━━━ Material to process ━━━
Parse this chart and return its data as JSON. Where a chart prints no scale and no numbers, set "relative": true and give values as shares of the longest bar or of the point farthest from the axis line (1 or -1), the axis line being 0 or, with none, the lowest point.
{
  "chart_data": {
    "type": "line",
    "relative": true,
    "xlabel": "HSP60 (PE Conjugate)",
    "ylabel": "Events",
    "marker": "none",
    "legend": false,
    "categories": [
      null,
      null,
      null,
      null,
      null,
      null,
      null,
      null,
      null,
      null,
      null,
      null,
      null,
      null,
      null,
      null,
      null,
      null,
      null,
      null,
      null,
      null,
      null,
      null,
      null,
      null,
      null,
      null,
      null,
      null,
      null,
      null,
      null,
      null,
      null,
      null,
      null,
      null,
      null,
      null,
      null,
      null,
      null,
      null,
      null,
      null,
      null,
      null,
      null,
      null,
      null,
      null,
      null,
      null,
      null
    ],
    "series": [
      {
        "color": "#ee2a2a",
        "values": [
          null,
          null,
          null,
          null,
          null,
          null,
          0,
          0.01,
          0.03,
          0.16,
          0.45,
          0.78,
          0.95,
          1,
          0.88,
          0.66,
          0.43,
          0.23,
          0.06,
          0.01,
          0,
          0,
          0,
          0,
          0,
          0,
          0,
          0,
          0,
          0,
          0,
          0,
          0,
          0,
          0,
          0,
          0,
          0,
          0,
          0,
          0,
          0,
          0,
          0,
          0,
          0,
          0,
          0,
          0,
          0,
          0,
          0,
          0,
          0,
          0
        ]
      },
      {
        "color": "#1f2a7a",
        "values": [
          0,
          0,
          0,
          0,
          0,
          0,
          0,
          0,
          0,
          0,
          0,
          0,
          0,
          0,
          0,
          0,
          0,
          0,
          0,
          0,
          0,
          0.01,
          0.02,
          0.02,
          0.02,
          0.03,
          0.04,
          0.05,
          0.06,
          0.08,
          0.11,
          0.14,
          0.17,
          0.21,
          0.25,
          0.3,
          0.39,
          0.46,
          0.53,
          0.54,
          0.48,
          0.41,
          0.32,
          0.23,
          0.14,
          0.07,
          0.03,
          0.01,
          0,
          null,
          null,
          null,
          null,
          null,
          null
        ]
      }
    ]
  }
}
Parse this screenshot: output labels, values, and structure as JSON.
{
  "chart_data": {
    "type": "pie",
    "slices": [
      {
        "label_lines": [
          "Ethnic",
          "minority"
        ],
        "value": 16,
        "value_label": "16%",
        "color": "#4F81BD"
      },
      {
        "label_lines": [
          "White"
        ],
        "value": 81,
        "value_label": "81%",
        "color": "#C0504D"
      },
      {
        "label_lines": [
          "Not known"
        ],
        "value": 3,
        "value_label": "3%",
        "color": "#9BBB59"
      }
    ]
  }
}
━━━
**What the task asks**
Copy all of the data exactly.

**Exercise result**
Parse this chart and return its data as JSON. Where a chart prints no scale and no numbers, set "relative": true and give values as shares of the longest bar or of the point farthest from the axis line (1 or -1), the axis line being 0 or, with none, the lowest point.
{
  "chart_data": {
    "type": "line",
    "relative": true,
    "xlabel": "HSP60 (PE Conjugate)",
    "ylabel": "Events",
    "marker": "none",
    "legend": false,
    "categories": [
      null,
      null,
      null,
      null,
      null,
      null,
      null,
      null,
      null,
      null,
      null,
      null,
      null,
      null,
      null,
      null,
      null,
      null,
      null,
      null,
      null,
      null,
      null,
      null,
      null,
      null,
      null,
      null,
      null,
      null,
      null,
      null,
      null,
      null,
      null,
      null,
      null,
      null,
      null,
      null,
      null,
      null,
      null,
      null,
      null,
      null,
      null,
      null,
      null,
      null,
      null,
      null,
      null,
      null,
      null
    ],
    "series": [
      {
        "color": "#ee2a2a",
        "values": [
          null,
          null,
          null,
          null,
          null,
          null,
          0,
          0.01,
          0.03,
          0.16,
          0.45,
          0.78,
          0.95,
          1,
          0.88,
          0.66,
          0.43,
          0.23,
          0.06,
          0.01,
          0,
          0,
          0,
          0,
          0,
          0,
          0,
          0,
          0,
          0,
          0,
          0,
          0,
          0,
          0,
          0,
          0,
          0,
          0,
          0,
          0,
          0,
          0,
          0,
          0,
          0,
          0,
          0,
          0,
          0,
          0,
          0,
          0,
          0,
          0
        ]
      },
      {
        "color": "#1f2a7a",
        "values": [
          0,
          0,
          0,
          0,
          0,
          0,
          0,
          0,
          0,
          0,
          0,
          0,
          0,
          0,
          0,
          0,
          0,
          0,
          0,
          0,
          0,
          0.01,
          0.02,
          0.02,
          0.02,
          0.03,
          0.04,
          0.05,
          0.06,
          0.08,
          0.11,
          0.14,
          0.17,
          0.21,
          0.25,
          0.3,
          0.39,
          0.46,
          0.53,
          0.54,
          0.48,
          0.41,
          0.32,
          0.23,
          0.14,
          0.07,
          0.03,
          0.01,
          0,
          null,
          null,
          null,
          null,
          null,
          null
        ]
      }
    ]
  }
}
Parse this screenshot: output labels, values, and structure as JSON.
{
  "chart_data": {
    "type": "pie",
    "slices": [
      {
        "label_lines": [
          "Ethnic",
          "minority"
        ],
        "value": 16,
        "value_label": "16%",
        "color": "#4F81BD"
      },
      {
        "label_lines": [
          "White"
        ],
        "value": 81,
        "value_label": "81%",
        "color": "#C0504D"
      },
      {
        "label_lines": [
          "Not known"
        ],
        "value": 3,
        "value_label": "3%",
        "color": "#9BBB59"
      }
    ]
  }
}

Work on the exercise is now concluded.